Request
Make an exact copy of the records, with the images left out.

[Data listing]
┌──

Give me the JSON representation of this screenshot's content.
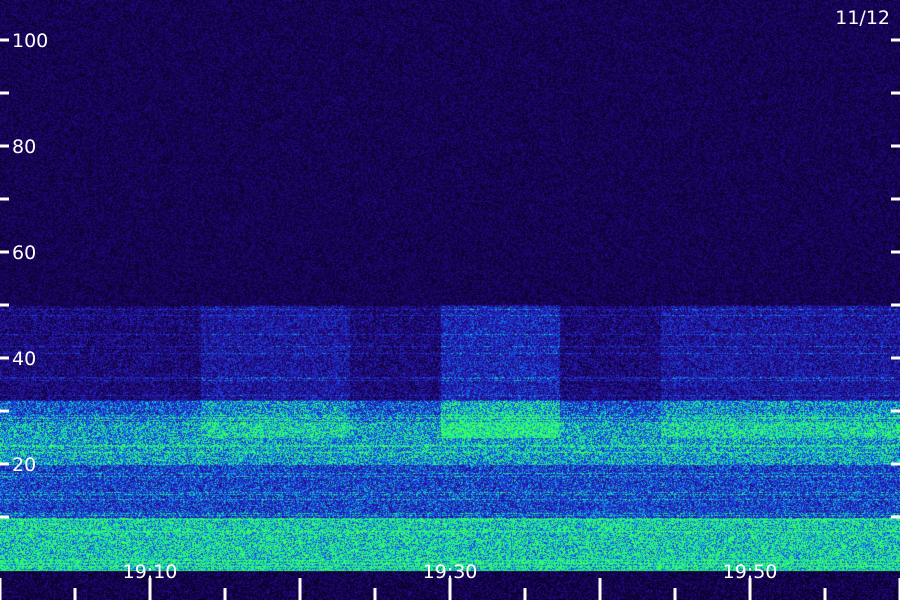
{
  "date_label": "11/12",
  "chart_data": {
    "type": "heatmap",
    "title": "",
    "xlabel": "",
    "ylabel": "",
    "x_ticks": [
      "19:10",
      "19:30",
      "19:50"
    ],
    "y_ticks": [
      20,
      40,
      60,
      80,
      100
    ],
    "ylim": [
      0,
      100
    ],
    "y_minor_step": 10,
    "x_range_minutes": [
      19.0,
      20.0
    ],
    "colors": {
      "background_noise": "#24107a",
      "mid_intensity": "#2a4dd8",
      "high_intensity": "#18e0b8",
      "peak": "#30ff80"
    },
    "bands": [
      {
        "freq_low": 0,
        "freq_high": 10,
        "intensity": 0.85
      },
      {
        "freq_low": 10,
        "freq_high": 20,
        "intensity": 0.55
      },
      {
        "freq_low": 20,
        "freq_high": 28,
        "intensity": 0.75
      },
      {
        "freq_low": 28,
        "freq_high": 32,
        "intensity": 0.6
      },
      {
        "freq_low": 32,
        "freq_high": 50,
        "intensity": 0.25
      }
    ]
  }
}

└──

Result for this exercise
Give me the JSON representation of this screenshot's content.
{
  "date_label": "11/12",
  "chart_data": {
    "type": "heatmap",
    "title": "",
    "xlabel": "",
    "ylabel": "",
    "x_ticks": [
      "19:10",
      "19:30",
      "19:50"
    ],
    "y_ticks": [
      20,
      40,
      60,
      80,
      100
    ],
    "ylim": [
      0,
      100
    ],
    "y_minor_step": 10,
    "x_range_minutes": [
      19.0,
      20.0
    ],
    "colors": {
      "background_noise": "#24107a",
      "mid_intensity": "#2a4dd8",
      "high_intensity": "#18e0b8",
      "peak": "#30ff80"
    },
    "bands": [
      {
        "freq_low": 0,
        "freq_high": 10,
        "intensity": 0.85
      },
      {
        "freq_low": 10,
        "freq_high": 20,
        "intensity": 0.55
      },
      {
        "freq_low": 20,
        "freq_high": 28,
        "intensity": 0.75
      },
      {
        "freq_low": 28,
        "freq_high": 32,
        "intensity": 0.6
      },
      {
        "freq_low": 32,
        "freq_high": 50,
        "intensity": 0.25
      }
    ]
  }
}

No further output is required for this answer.